** GIVEN INSTRUCTION **
Write out every line of the records below word for word, with no changes.

Raw records:
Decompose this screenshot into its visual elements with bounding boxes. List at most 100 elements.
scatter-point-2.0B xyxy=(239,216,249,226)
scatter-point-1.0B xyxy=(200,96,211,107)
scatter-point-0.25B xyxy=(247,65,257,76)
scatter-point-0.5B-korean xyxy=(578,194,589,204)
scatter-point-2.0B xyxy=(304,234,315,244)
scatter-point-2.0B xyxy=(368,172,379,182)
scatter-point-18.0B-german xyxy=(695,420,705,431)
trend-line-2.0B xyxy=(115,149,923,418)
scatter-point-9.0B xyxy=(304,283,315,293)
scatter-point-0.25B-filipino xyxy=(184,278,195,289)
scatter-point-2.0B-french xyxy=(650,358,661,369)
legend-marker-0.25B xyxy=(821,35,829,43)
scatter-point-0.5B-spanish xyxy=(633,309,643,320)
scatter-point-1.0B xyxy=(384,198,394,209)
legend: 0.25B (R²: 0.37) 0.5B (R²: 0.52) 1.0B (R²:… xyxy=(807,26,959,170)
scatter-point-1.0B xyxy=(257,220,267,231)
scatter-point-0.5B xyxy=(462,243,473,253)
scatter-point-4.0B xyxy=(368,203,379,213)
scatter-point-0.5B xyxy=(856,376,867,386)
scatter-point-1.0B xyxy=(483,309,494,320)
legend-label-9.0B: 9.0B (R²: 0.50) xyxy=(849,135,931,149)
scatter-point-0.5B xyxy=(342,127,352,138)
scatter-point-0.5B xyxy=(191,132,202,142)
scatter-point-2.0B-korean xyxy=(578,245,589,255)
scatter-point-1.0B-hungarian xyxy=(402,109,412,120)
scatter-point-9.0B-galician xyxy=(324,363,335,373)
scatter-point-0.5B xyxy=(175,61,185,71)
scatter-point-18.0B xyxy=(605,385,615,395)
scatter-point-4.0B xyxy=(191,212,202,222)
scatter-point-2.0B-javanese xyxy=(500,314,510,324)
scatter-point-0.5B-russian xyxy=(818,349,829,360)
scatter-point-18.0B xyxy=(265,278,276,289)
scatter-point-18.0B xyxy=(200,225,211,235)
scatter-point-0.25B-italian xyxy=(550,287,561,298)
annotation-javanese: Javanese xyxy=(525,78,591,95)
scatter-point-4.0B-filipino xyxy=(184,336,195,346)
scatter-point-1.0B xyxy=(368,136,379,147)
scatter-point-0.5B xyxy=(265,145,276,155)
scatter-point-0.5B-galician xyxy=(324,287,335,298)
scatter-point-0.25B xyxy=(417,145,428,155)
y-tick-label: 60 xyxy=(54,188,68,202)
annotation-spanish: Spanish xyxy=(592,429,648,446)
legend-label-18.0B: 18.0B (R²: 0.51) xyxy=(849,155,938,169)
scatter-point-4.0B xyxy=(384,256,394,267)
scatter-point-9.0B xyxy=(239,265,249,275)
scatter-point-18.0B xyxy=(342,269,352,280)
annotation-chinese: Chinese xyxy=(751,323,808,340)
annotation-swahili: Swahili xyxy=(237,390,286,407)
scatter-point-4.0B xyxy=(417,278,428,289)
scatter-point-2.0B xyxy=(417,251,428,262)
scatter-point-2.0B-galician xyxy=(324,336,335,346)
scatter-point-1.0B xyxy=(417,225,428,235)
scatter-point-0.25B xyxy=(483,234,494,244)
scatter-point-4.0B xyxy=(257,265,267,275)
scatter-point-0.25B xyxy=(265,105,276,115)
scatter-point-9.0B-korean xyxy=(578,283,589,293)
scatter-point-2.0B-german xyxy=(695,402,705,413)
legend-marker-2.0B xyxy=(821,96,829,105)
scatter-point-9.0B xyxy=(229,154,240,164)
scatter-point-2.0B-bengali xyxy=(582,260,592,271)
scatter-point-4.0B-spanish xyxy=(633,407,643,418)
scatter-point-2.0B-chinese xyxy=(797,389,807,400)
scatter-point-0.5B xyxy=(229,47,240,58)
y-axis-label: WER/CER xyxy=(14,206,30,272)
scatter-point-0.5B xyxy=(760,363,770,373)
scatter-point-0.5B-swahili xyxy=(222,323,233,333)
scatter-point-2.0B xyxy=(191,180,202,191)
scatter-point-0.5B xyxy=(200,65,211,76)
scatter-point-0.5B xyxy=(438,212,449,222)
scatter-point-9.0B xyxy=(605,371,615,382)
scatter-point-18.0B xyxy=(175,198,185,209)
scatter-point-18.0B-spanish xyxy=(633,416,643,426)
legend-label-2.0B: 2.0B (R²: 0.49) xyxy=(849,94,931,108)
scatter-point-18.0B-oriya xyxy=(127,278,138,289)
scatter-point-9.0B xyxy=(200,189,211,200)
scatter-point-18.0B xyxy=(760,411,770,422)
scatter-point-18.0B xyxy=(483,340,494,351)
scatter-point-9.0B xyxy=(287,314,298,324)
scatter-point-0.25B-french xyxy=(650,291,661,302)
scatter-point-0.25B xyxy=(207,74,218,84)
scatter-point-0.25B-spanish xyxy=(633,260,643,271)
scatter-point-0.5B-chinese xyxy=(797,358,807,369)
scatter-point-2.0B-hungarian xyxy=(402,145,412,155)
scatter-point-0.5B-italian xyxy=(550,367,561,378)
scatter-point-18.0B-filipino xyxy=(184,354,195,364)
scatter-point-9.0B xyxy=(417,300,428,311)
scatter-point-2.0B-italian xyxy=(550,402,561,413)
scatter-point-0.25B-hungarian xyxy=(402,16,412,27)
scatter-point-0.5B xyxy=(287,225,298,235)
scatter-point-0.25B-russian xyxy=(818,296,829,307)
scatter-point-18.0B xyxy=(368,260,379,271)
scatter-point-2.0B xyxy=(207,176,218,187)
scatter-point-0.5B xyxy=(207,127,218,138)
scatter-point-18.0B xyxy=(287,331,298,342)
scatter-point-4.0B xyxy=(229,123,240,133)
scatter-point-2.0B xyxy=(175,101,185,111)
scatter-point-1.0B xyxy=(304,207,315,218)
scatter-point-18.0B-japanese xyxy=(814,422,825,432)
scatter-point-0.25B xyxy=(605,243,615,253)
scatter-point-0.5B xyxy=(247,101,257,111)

** PROBLEM SOLUTION **
Decompose this screenshot into its visual elements with bounding boxes. List at most 100 elements.
scatter-point-2.0B xyxy=(239,216,249,226)
scatter-point-1.0B xyxy=(200,96,211,107)
scatter-point-0.25B xyxy=(247,65,257,76)
scatter-point-0.5B-korean xyxy=(578,194,589,204)
scatter-point-2.0B xyxy=(304,234,315,244)
scatter-point-2.0B xyxy=(368,172,379,182)
scatter-point-18.0B-german xyxy=(695,420,705,431)
trend-line-2.0B xyxy=(115,149,923,418)
scatter-point-9.0B xyxy=(304,283,315,293)
scatter-point-0.25B-filipino xyxy=(184,278,195,289)
scatter-point-2.0B-french xyxy=(650,358,661,369)
legend-marker-0.25B xyxy=(821,35,829,43)
scatter-point-0.5B-spanish xyxy=(633,309,643,320)
scatter-point-1.0B xyxy=(384,198,394,209)
legend: 0.25B (R²: 0.37) 0.5B (R²: 0.52) 1.0B (R²:… xyxy=(807,26,959,170)
scatter-point-1.0B xyxy=(257,220,267,231)
scatter-point-0.5B xyxy=(462,243,473,253)
scatter-point-4.0B xyxy=(368,203,379,213)
scatter-point-0.5B xyxy=(856,376,867,386)
scatter-point-1.0B xyxy=(483,309,494,320)
legend-label-9.0B: 9.0B (R²: 0.50) xyxy=(849,135,931,149)
scatter-point-0.5B xyxy=(342,127,352,138)
scatter-point-0.5B xyxy=(191,132,202,142)
scatter-point-2.0B-korean xyxy=(578,245,589,255)
scatter-point-1.0B-hungarian xyxy=(402,109,412,120)
scatter-point-9.0B-galician xyxy=(324,363,335,373)
scatter-point-0.5B xyxy=(175,61,185,71)
scatter-point-18.0B xyxy=(605,385,615,395)
scatter-point-4.0B xyxy=(191,212,202,222)
scatter-point-2.0B-javanese xyxy=(500,314,510,324)
scatter-point-0.5B-russian xyxy=(818,349,829,360)
scatter-point-18.0B xyxy=(265,278,276,289)
scatter-point-18.0B xyxy=(200,225,211,235)
scatter-point-0.25B-italian xyxy=(550,287,561,298)
annotation-javanese: Javanese xyxy=(525,78,591,95)
scatter-point-4.0B-filipino xyxy=(184,336,195,346)
scatter-point-1.0B xyxy=(368,136,379,147)
scatter-point-0.5B xyxy=(265,145,276,155)
scatter-point-0.5B-galician xyxy=(324,287,335,298)
scatter-point-0.25B xyxy=(417,145,428,155)
y-tick-label: 60 xyxy=(54,188,68,202)
annotation-spanish: Spanish xyxy=(592,429,648,446)
legend-label-18.0B: 18.0B (R²: 0.51) xyxy=(849,155,938,169)
scatter-point-4.0B xyxy=(384,256,394,267)
scatter-point-9.0B xyxy=(239,265,249,275)
scatter-point-18.0B xyxy=(342,269,352,280)
annotation-chinese: Chinese xyxy=(751,323,808,340)
annotation-swahili: Swahili xyxy=(237,390,286,407)
scatter-point-4.0B xyxy=(417,278,428,289)
scatter-point-2.0B xyxy=(417,251,428,262)
scatter-point-2.0B-galician xyxy=(324,336,335,346)
scatter-point-1.0B xyxy=(417,225,428,235)
scatter-point-0.25B xyxy=(483,234,494,244)
scatter-point-4.0B xyxy=(257,265,267,275)
scatter-point-0.25B xyxy=(265,105,276,115)
scatter-point-9.0B-korean xyxy=(578,283,589,293)
scatter-point-2.0B-german xyxy=(695,402,705,413)
legend-marker-2.0B xyxy=(821,96,829,105)
scatter-point-9.0B xyxy=(229,154,240,164)
scatter-point-2.0B-bengali xyxy=(582,260,592,271)
scatter-point-4.0B-spanish xyxy=(633,407,643,418)
scatter-point-2.0B-chinese xyxy=(797,389,807,400)
scatter-point-0.5B xyxy=(229,47,240,58)
y-axis-label: WER/CER xyxy=(14,206,30,272)
scatter-point-0.5B xyxy=(760,363,770,373)
scatter-point-0.5B-swahili xyxy=(222,323,233,333)
scatter-point-2.0B xyxy=(191,180,202,191)
scatter-point-0.5B xyxy=(200,65,211,76)
scatter-point-0.5B xyxy=(438,212,449,222)
scatter-point-9.0B xyxy=(605,371,615,382)
scatter-point-18.0B xyxy=(175,198,185,209)
scatter-point-18.0B-spanish xyxy=(633,416,643,426)
legend-label-2.0B: 2.0B (R²: 0.49) xyxy=(849,94,931,108)
scatter-point-18.0B-oriya xyxy=(127,278,138,289)
scatter-point-9.0B xyxy=(200,189,211,200)
scatter-point-18.0B xyxy=(760,411,770,422)
scatter-point-18.0B xyxy=(483,340,494,351)
scatter-point-9.0B xyxy=(287,314,298,324)
scatter-point-0.25B-french xyxy=(650,291,661,302)
scatter-point-0.25B xyxy=(207,74,218,84)
scatter-point-0.25B-spanish xyxy=(633,260,643,271)
scatter-point-0.5B-chinese xyxy=(797,358,807,369)
scatter-point-2.0B-hungarian xyxy=(402,145,412,155)
scatter-point-0.5B-italian xyxy=(550,367,561,378)
scatter-point-18.0B-filipino xyxy=(184,354,195,364)
scatter-point-9.0B xyxy=(417,300,428,311)
scatter-point-2.0B-italian xyxy=(550,402,561,413)
scatter-point-0.25B-hungarian xyxy=(402,16,412,27)
scatter-point-0.5B xyxy=(287,225,298,235)
scatter-point-0.25B-russian xyxy=(818,296,829,307)
scatter-point-18.0B xyxy=(368,260,379,271)
scatter-point-2.0B xyxy=(207,176,218,187)
scatter-point-0.5B xyxy=(207,127,218,138)
scatter-point-18.0B xyxy=(287,331,298,342)
scatter-point-4.0B xyxy=(229,123,240,133)
scatter-point-2.0B xyxy=(175,101,185,111)
scatter-point-1.0B xyxy=(304,207,315,218)
scatter-point-18.0B-japanese xyxy=(814,422,825,432)
scatter-point-0.25B xyxy=(605,243,615,253)
scatter-point-0.5B xyxy=(247,101,257,111)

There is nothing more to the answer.